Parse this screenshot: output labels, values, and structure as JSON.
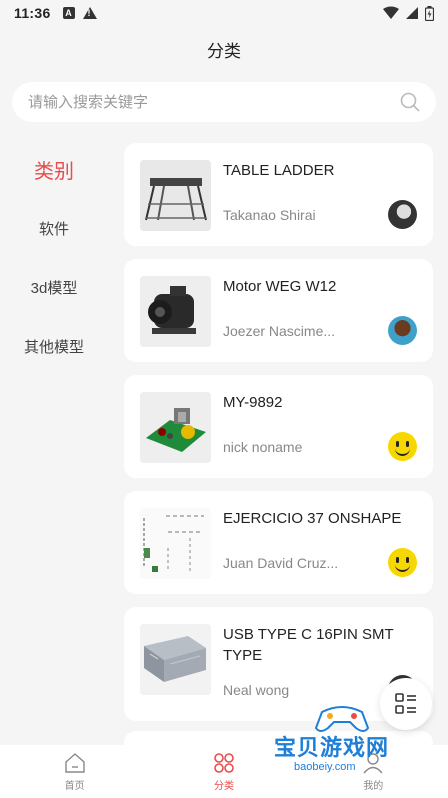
{
  "status": {
    "time": "11:36"
  },
  "header": {
    "title": "分类"
  },
  "search": {
    "placeholder": "请输入搜索关键字"
  },
  "sidebar": {
    "items": [
      {
        "label": "类别"
      },
      {
        "label": "软件"
      },
      {
        "label": "3d模型"
      },
      {
        "label": "其他模型"
      }
    ]
  },
  "cards": [
    {
      "title": "TABLE LADDER",
      "author": "Takanao Shirai"
    },
    {
      "title": "Motor WEG W12",
      "author": "Joezer Nascime..."
    },
    {
      "title": "MY-9892",
      "author": "nick noname"
    },
    {
      "title": "EJERCICIO 37 ONSHAPE",
      "author": "Juan David Cruz..."
    },
    {
      "title": "USB TYPE C 16PIN SMT TYPE",
      "author": "Neal wong"
    }
  ],
  "tabbar": {
    "items": [
      {
        "label": "首页"
      },
      {
        "label": "分类"
      },
      {
        "label": "我的"
      }
    ]
  },
  "watermark": {
    "text": "宝贝游戏网",
    "url": "baobeiy.com"
  },
  "colors": {
    "accent": "#e84c4c",
    "watermark": "#1e7fd8"
  }
}
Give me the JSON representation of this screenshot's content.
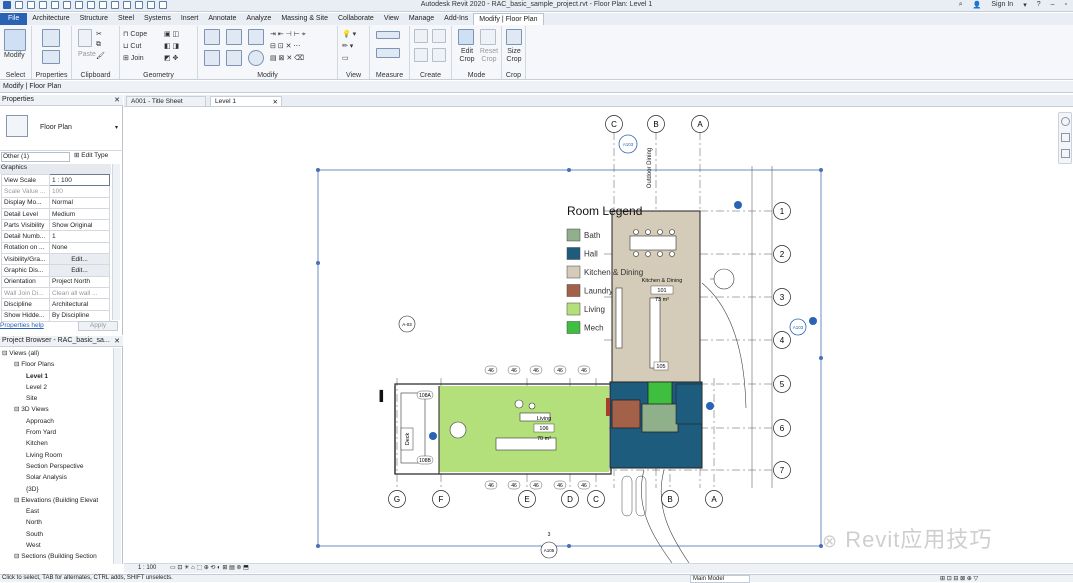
{
  "title_bar": {
    "title": "Autodesk Revit 2020 - RAC_basic_sample_project.rvt - Floor Plan: Level 1",
    "sign_in": "Sign In"
  },
  "ribbon_tabs": [
    "File",
    "Architecture",
    "Structure",
    "Steel",
    "Systems",
    "Insert",
    "Annotate",
    "Analyze",
    "Massing & Site",
    "Collaborate",
    "View",
    "Manage",
    "Add-Ins",
    "Modify | Floor Plan"
  ],
  "active_tab": "Modify | Floor Plan",
  "ribbon": {
    "select_label": "Select",
    "modify_label": "Modify",
    "properties_label": "Properties",
    "clipboard_label": "Clipboard",
    "paste_label": "Paste",
    "cope_label": "Cope",
    "cut_label": "Cut",
    "join_label": "Join",
    "geometry_label": "Geometry",
    "modify_group_label": "Modify",
    "view_label": "View",
    "measure_label": "Measure",
    "create_label": "Create",
    "edit_crop_label": "Edit Crop",
    "reset_crop_label": "Reset Crop",
    "size_crop_label": "Size Crop",
    "mode_label": "Mode",
    "crop_label": "Crop"
  },
  "context_bar": "Modify | Floor Plan",
  "properties": {
    "header": "Properties",
    "type_name": "Floor Plan",
    "filter": "Other (1)",
    "edit_type": "Edit Type",
    "section": "Graphics",
    "rows": [
      {
        "k": "View Scale",
        "v": "1 : 100"
      },
      {
        "k": "Scale Value ...",
        "v": "100"
      },
      {
        "k": "Display Mo...",
        "v": "Normal"
      },
      {
        "k": "Detail Level",
        "v": "Medium"
      },
      {
        "k": "Parts Visibility",
        "v": "Show Original"
      },
      {
        "k": "Detail Numb...",
        "v": "1"
      },
      {
        "k": "Rotation on ...",
        "v": "None"
      },
      {
        "k": "Visibility/Gra...",
        "v": "Edit..."
      },
      {
        "k": "Graphic Dis...",
        "v": "Edit..."
      },
      {
        "k": "Orientation",
        "v": "Project North"
      },
      {
        "k": "Wall Join Di...",
        "v": "Clean all wall ..."
      },
      {
        "k": "Discipline",
        "v": "Architectural"
      },
      {
        "k": "Show Hidde...",
        "v": "By Discipline"
      }
    ],
    "help": "Properties help",
    "apply": "Apply"
  },
  "browser": {
    "header": "Project Browser - RAC_basic_sa...",
    "items": [
      {
        "label": "Views (all)",
        "indent": 0
      },
      {
        "label": "Floor Plans",
        "indent": 1
      },
      {
        "label": "Level 1",
        "indent": 2,
        "bold": true
      },
      {
        "label": "Level 2",
        "indent": 2
      },
      {
        "label": "Site",
        "indent": 2
      },
      {
        "label": "3D Views",
        "indent": 1
      },
      {
        "label": "Approach",
        "indent": 2
      },
      {
        "label": "From Yard",
        "indent": 2
      },
      {
        "label": "Kitchen",
        "indent": 2
      },
      {
        "label": "Living Room",
        "indent": 2
      },
      {
        "label": "Section Perspective",
        "indent": 2
      },
      {
        "label": "Solar Analysis",
        "indent": 2
      },
      {
        "label": "{3D}",
        "indent": 2
      },
      {
        "label": "Elevations (Building Elevat",
        "indent": 1
      },
      {
        "label": "East",
        "indent": 2
      },
      {
        "label": "North",
        "indent": 2
      },
      {
        "label": "South",
        "indent": 2
      },
      {
        "label": "West",
        "indent": 2
      },
      {
        "label": "Sections (Building Section",
        "indent": 1
      }
    ]
  },
  "view_tabs": [
    {
      "label": "A001 - Title Sheet",
      "active": false
    },
    {
      "label": "Level 1",
      "active": true
    }
  ],
  "legend": {
    "title": "Room Legend",
    "items": [
      {
        "label": "Bath",
        "color": "#8fb08a"
      },
      {
        "label": "Hall",
        "color": "#1e5c7e"
      },
      {
        "label": "Kitchen & Dining",
        "color": "#d4cbb8"
      },
      {
        "label": "Laundry",
        "color": "#a4614a"
      },
      {
        "label": "Living",
        "color": "#b4e07c"
      },
      {
        "label": "Mech",
        "color": "#3fbf3f"
      }
    ]
  },
  "grids_top": [
    "C",
    "B",
    "A"
  ],
  "grids_bottom": [
    "G",
    "F",
    "E",
    "D",
    "C",
    "B",
    "A"
  ],
  "grids_right": [
    "1",
    "2",
    "3",
    "4",
    "5",
    "6",
    "7"
  ],
  "room_tags": {
    "kitchen": {
      "name": "Kitchen & Dining",
      "number": "101",
      "area": "73 m²"
    },
    "living": {
      "name": "Living",
      "number": "106",
      "area": "70 m²"
    },
    "mech_number": "105"
  },
  "labels": {
    "outdoor_dining": "Outdoor Dining",
    "deck": "Deck",
    "elev_a103": "A103",
    "elev_a105": "A105",
    "a103_b": "A-03",
    "sec_3": "3",
    "dim_46": "46",
    "room_108a": "108A",
    "room_108b": "108B"
  },
  "view_control": {
    "scale": "1 : 100"
  },
  "status": {
    "hint": "Click to select, TAB for alternates, CTRL adds, SHIFT unselects.",
    "model": "Main Model"
  },
  "watermark": "Revit应用技巧"
}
= = = =
- Stated exercise -
Set the pictures aside and transcribe the data above exactly.

- The answer -
Parse this screenshot: output labels, values, and structure as JSON.
{
  "status": {
    "time": "11:36"
  },
  "header": {
    "title": "分类"
  },
  "search": {
    "placeholder": "请输入搜索关键字"
  },
  "sidebar": {
    "items": [
      {
        "label": "类别"
      },
      {
        "label": "软件"
      },
      {
        "label": "3d模型"
      },
      {
        "label": "其他模型"
      }
    ]
  },
  "cards": [
    {
      "title": "TABLE LADDER",
      "author": "Takanao Shirai"
    },
    {
      "title": "Motor WEG W12",
      "author": "Joezer Nascime..."
    },
    {
      "title": "MY-9892",
      "author": "nick noname"
    },
    {
      "title": "EJERCICIO 37 ONSHAPE",
      "author": "Juan David Cruz..."
    },
    {
      "title": "USB TYPE C 16PIN SMT TYPE",
      "author": "Neal wong"
    }
  ],
  "tabbar": {
    "items": [
      {
        "label": "首页"
      },
      {
        "label": "分类"
      },
      {
        "label": "我的"
      }
    ]
  },
  "watermark": {
    "text": "宝贝游戏网",
    "url": "baobeiy.com"
  },
  "colors": {
    "accent": "#e84c4c",
    "watermark": "#1e7fd8"
  }
}
Give me the JSON representation of this screenshot's content.
{
  "title_bar": {
    "title": "Autodesk Revit 2020 - RAC_basic_sample_project.rvt - Floor Plan: Level 1",
    "sign_in": "Sign In"
  },
  "ribbon_tabs": [
    "File",
    "Architecture",
    "Structure",
    "Steel",
    "Systems",
    "Insert",
    "Annotate",
    "Analyze",
    "Massing & Site",
    "Collaborate",
    "View",
    "Manage",
    "Add-Ins",
    "Modify | Floor Plan"
  ],
  "active_tab": "Modify | Floor Plan",
  "ribbon": {
    "select_label": "Select",
    "modify_label": "Modify",
    "properties_label": "Properties",
    "clipboard_label": "Clipboard",
    "paste_label": "Paste",
    "cope_label": "Cope",
    "cut_label": "Cut",
    "join_label": "Join",
    "geometry_label": "Geometry",
    "modify_group_label": "Modify",
    "view_label": "View",
    "measure_label": "Measure",
    "create_label": "Create",
    "edit_crop_label": "Edit Crop",
    "reset_crop_label": "Reset Crop",
    "size_crop_label": "Size Crop",
    "mode_label": "Mode",
    "crop_label": "Crop"
  },
  "context_bar": "Modify | Floor Plan",
  "properties": {
    "header": "Properties",
    "type_name": "Floor Plan",
    "filter": "Other (1)",
    "edit_type": "Edit Type",
    "section": "Graphics",
    "rows": [
      {
        "k": "View Scale",
        "v": "1 : 100"
      },
      {
        "k": "Scale Value ...",
        "v": "100"
      },
      {
        "k": "Display Mo...",
        "v": "Normal"
      },
      {
        "k": "Detail Level",
        "v": "Medium"
      },
      {
        "k": "Parts Visibility",
        "v": "Show Original"
      },
      {
        "k": "Detail Numb...",
        "v": "1"
      },
      {
        "k": "Rotation on ...",
        "v": "None"
      },
      {
        "k": "Visibility/Gra...",
        "v": "Edit..."
      },
      {
        "k": "Graphic Dis...",
        "v": "Edit..."
      },
      {
        "k": "Orientation",
        "v": "Project North"
      },
      {
        "k": "Wall Join Di...",
        "v": "Clean all wall ..."
      },
      {
        "k": "Discipline",
        "v": "Architectural"
      },
      {
        "k": "Show Hidde...",
        "v": "By Discipline"
      }
    ],
    "help": "Properties help",
    "apply": "Apply"
  },
  "browser": {
    "header": "Project Browser - RAC_basic_sa...",
    "items": [
      {
        "label": "Views (all)",
        "indent": 0
      },
      {
        "label": "Floor Plans",
        "indent": 1
      },
      {
        "label": "Level 1",
        "indent": 2,
        "bold": true
      },
      {
        "label": "Level 2",
        "indent": 2
      },
      {
        "label": "Site",
        "indent": 2
      },
      {
        "label": "3D Views",
        "indent": 1
      },
      {
        "label": "Approach",
        "indent": 2
      },
      {
        "label": "From Yard",
        "indent": 2
      },
      {
        "label": "Kitchen",
        "indent": 2
      },
      {
        "label": "Living Room",
        "indent": 2
      },
      {
        "label": "Section Perspective",
        "indent": 2
      },
      {
        "label": "Solar Analysis",
        "indent": 2
      },
      {
        "label": "{3D}",
        "indent": 2
      },
      {
        "label": "Elevations (Building Elevat",
        "indent": 1
      },
      {
        "label": "East",
        "indent": 2
      },
      {
        "label": "North",
        "indent": 2
      },
      {
        "label": "South",
        "indent": 2
      },
      {
        "label": "West",
        "indent": 2
      },
      {
        "label": "Sections (Building Section",
        "indent": 1
      }
    ]
  },
  "view_tabs": [
    {
      "label": "A001 - Title Sheet",
      "active": false
    },
    {
      "label": "Level 1",
      "active": true
    }
  ],
  "legend": {
    "title": "Room Legend",
    "items": [
      {
        "label": "Bath",
        "color": "#8fb08a"
      },
      {
        "label": "Hall",
        "color": "#1e5c7e"
      },
      {
        "label": "Kitchen & Dining",
        "color": "#d4cbb8"
      },
      {
        "label": "Laundry",
        "color": "#a4614a"
      },
      {
        "label": "Living",
        "color": "#b4e07c"
      },
      {
        "label": "Mech",
        "color": "#3fbf3f"
      }
    ]
  },
  "grids_top": [
    "C",
    "B",
    "A"
  ],
  "grids_bottom": [
    "G",
    "F",
    "E",
    "D",
    "C",
    "B",
    "A"
  ],
  "grids_right": [
    "1",
    "2",
    "3",
    "4",
    "5",
    "6",
    "7"
  ],
  "room_tags": {
    "kitchen": {
      "name": "Kitchen & Dining",
      "number": "101",
      "area": "73 m²"
    },
    "living": {
      "name": "Living",
      "number": "106",
      "area": "70 m²"
    },
    "mech_number": "105"
  },
  "labels": {
    "outdoor_dining": "Outdoor Dining",
    "deck": "Deck",
    "elev_a103": "A103",
    "elev_a105": "A105",
    "a103_b": "A-03",
    "sec_3": "3",
    "dim_46": "46",
    "room_108a": "108A",
    "room_108b": "108B"
  },
  "view_control": {
    "scale": "1 : 100"
  },
  "status": {
    "hint": "Click to select, TAB for alternates, CTRL adds, SHIFT unselects.",
    "model": "Main Model"
  },
  "watermark": "Revit应用技巧"
}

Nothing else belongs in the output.